Directives.
• A. From the forum thread about thinking of leaving a husband, list the username of every poster.
• B. In the forum thread about thinking of leaving a husband, rewrite the passage starting with "Oh where to" and going on through "what to do.", swapping "marriage" for "relationship" throughout.
• C. Write the next part of the forum thread about thinking of leaving a husband, picking up right after its final line.

# New Here. Thankful to have found this.. I am thinking of leaving my husband..



## lolly.lolly (Dec 6, 2011)

Oh where to begin.. I am 41, together 14 years, 1 child in kindergarten. Our marriage has never been a healthy marriage. No abuse, nothing like that. But never a healthy sex life (had trouble with fertility for years to conceive my son) then we just stopped having sex, once a month at best and really out of obligation. I don't think I love him anymore. I like him, I enjoy his company as a friend but not as an equal. But then I think he's such a great dad, and he's not terrible to you why can't you find the love for him. I told him I wanted to move out, he wants to work on the marriage. I don't know if I even want to. He's had 2 emotional affairs since I had our son. I confess I am not giving him the attention I once gave him. I give it all to our son. He can't be happy which is why he finds these "friends" to talk too. My life is such a mess I don't know what to do.


----------



## Emma1981 (Apr 29, 2010)

Me too.


----------



## rightallalong (Dec 6, 2011)

Material.
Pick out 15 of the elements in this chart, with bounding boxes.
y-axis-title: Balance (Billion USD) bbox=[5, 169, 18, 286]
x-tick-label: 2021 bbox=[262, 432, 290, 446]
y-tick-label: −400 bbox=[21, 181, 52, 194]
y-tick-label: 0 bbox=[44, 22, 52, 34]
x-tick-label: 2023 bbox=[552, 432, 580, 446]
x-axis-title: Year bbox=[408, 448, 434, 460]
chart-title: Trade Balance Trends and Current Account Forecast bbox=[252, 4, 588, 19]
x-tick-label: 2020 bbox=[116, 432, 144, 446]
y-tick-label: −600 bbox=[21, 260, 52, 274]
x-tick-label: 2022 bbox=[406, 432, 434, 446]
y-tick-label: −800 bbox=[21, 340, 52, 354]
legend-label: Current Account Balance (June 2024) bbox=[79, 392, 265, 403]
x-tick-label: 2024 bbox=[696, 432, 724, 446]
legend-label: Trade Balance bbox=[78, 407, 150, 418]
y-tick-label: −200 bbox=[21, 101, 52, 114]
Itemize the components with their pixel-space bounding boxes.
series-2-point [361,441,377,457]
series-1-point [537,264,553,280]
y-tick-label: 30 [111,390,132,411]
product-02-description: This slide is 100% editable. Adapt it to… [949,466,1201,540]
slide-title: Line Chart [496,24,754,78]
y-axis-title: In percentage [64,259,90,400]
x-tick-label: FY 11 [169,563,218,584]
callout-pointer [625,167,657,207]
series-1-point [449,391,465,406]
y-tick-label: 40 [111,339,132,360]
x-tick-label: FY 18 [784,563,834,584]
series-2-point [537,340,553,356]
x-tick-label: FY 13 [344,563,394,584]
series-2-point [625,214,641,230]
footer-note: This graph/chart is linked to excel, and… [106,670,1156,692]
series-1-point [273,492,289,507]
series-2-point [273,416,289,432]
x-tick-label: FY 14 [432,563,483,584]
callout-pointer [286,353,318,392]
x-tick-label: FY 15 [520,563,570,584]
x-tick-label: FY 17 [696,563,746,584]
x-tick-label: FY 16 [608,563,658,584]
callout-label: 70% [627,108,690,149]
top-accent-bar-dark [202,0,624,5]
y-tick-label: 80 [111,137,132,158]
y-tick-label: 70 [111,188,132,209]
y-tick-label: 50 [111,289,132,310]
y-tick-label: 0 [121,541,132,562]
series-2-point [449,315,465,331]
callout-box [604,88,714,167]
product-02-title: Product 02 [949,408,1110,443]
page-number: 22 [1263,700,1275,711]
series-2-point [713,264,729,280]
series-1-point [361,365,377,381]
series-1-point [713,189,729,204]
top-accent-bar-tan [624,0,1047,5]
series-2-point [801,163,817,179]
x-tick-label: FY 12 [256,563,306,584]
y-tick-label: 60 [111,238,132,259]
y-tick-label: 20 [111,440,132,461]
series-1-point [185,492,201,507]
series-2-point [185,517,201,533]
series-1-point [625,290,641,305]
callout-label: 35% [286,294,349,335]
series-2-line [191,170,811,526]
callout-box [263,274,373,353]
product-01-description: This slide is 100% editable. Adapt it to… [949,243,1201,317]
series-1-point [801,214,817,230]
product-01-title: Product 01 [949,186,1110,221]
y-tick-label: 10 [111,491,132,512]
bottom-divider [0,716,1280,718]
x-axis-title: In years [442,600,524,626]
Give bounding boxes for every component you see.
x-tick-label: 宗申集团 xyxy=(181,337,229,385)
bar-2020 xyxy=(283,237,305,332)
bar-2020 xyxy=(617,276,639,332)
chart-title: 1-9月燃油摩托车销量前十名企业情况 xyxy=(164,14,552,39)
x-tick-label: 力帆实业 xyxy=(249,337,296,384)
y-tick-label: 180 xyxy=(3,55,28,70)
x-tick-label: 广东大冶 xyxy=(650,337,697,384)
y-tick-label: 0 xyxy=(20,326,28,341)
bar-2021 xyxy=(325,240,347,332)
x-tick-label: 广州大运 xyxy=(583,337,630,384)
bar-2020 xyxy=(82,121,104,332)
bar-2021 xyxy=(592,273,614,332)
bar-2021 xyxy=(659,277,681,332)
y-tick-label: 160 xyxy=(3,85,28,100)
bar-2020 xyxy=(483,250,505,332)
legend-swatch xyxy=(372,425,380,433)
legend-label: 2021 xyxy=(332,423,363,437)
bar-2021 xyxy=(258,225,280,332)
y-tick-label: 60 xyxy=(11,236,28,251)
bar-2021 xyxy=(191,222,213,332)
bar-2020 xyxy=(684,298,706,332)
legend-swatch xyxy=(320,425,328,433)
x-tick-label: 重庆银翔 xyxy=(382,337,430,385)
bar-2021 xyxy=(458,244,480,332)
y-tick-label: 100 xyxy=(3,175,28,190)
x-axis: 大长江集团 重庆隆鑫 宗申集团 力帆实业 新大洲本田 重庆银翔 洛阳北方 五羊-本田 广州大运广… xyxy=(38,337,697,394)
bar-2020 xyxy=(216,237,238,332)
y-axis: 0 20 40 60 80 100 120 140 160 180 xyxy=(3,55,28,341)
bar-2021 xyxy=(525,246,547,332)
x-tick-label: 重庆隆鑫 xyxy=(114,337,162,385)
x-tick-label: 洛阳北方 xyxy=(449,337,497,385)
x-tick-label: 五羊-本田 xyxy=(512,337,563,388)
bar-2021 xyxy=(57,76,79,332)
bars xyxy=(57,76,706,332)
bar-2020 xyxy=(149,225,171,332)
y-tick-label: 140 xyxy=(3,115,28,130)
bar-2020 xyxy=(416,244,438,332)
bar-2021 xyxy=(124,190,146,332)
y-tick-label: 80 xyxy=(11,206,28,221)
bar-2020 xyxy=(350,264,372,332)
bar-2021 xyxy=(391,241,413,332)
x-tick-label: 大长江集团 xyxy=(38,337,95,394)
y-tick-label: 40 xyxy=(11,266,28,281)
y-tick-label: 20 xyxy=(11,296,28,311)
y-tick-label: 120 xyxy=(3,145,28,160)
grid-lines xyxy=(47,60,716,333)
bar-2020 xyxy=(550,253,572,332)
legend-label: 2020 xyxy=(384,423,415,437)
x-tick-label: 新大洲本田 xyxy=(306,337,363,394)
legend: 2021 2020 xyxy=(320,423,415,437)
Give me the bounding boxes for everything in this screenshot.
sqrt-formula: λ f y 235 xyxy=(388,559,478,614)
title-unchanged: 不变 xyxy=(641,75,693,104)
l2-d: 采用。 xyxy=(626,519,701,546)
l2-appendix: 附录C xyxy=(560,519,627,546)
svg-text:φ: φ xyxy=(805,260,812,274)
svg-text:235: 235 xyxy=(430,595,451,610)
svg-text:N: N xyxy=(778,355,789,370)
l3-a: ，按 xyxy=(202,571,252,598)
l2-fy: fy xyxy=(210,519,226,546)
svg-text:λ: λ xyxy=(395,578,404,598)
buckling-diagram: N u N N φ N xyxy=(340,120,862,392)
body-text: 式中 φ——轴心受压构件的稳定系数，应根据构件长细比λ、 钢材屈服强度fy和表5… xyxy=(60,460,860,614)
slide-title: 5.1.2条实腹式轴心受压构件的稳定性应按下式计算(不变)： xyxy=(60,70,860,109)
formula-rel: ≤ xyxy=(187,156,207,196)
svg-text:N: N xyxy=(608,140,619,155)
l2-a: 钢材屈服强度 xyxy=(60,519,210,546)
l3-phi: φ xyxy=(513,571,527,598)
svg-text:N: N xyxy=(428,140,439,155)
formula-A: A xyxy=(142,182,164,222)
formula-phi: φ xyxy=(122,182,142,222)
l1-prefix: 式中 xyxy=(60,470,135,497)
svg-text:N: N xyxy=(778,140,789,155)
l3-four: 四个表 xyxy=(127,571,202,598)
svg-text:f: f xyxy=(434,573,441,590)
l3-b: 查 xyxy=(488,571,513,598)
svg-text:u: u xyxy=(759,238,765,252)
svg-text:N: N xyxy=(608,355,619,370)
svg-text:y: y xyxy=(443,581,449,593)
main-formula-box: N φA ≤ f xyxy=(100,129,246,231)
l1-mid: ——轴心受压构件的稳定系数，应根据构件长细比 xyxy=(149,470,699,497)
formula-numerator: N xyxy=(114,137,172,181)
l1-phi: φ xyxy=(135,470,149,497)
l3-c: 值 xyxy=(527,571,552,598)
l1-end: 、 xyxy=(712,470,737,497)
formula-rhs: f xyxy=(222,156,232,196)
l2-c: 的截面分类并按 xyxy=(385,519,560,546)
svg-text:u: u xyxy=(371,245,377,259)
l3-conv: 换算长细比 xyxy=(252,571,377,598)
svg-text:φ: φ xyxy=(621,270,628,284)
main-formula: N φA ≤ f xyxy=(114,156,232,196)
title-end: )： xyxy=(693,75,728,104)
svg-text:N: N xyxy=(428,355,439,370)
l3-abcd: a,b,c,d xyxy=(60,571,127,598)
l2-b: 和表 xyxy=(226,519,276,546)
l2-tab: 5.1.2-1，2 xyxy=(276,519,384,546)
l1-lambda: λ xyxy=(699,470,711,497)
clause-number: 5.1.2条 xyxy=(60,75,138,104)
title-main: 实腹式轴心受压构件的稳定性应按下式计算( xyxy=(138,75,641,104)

Results for each task.
• A.
lolly.lolly
Emma1981
rightallalong

• B.
Oh where to begin.. I am 41, together 14 years, 1 child in kindergarten. Our relationship has never been a healthy relationship. No abuse, nothing like that. But never a healthy sex life (had trouble with fertility for years to conceive my son) then we just stopped having sex, once a month at best and really out of obligation. I don't think I love him anymore. I like him, I enjoy his company as a friend but not as an equal. But then I think he's such a great dad, and he's not terrible to you why can't you find the love for him. I told him I wanted to move out, he wants to work on the relationship. I don't know if I even want to. He's had 2 emotional affairs since I had our son. I confess I am not giving him the attention I once gave him. I give it all to our son. He can't be happy which is why he finds these "friends" to talk too. My life is such a mess I don't know what to do.

• C.
yep in a mess sounds about right....please read my thread....please dont leave your husband until you've really tried. My husband didnt bother trying and now i'm heartbroken. Your husbands affairs have probably affected you and you've put up barriers to stop yourself hurting and thats why you find it hard to love him. Maybe you never will again and seperating is the best thing but the fact that you've had to ask advice means you're not sure so it has to be worth one last shot. If you really saw no hope for your marriage and were happy to seperate you probably wouldn't be on here...


----------



## rightallalong (Dec 6, 2011)

P.S forgot to say - he says he wants to work on the marriage then the 'friends' stop right here right now !


----------



## HerToo (Oct 3, 2011)

He has to end the affair stuff with full transparency to you by providing you with access to his cell phone, texts, emails, and social web sites.

You both need to attend marriage counseling for your marriage, and individual counseling to understand your thoughts.

Give an honest effort to fix your marriage. If it doesn't work out after that, you tried.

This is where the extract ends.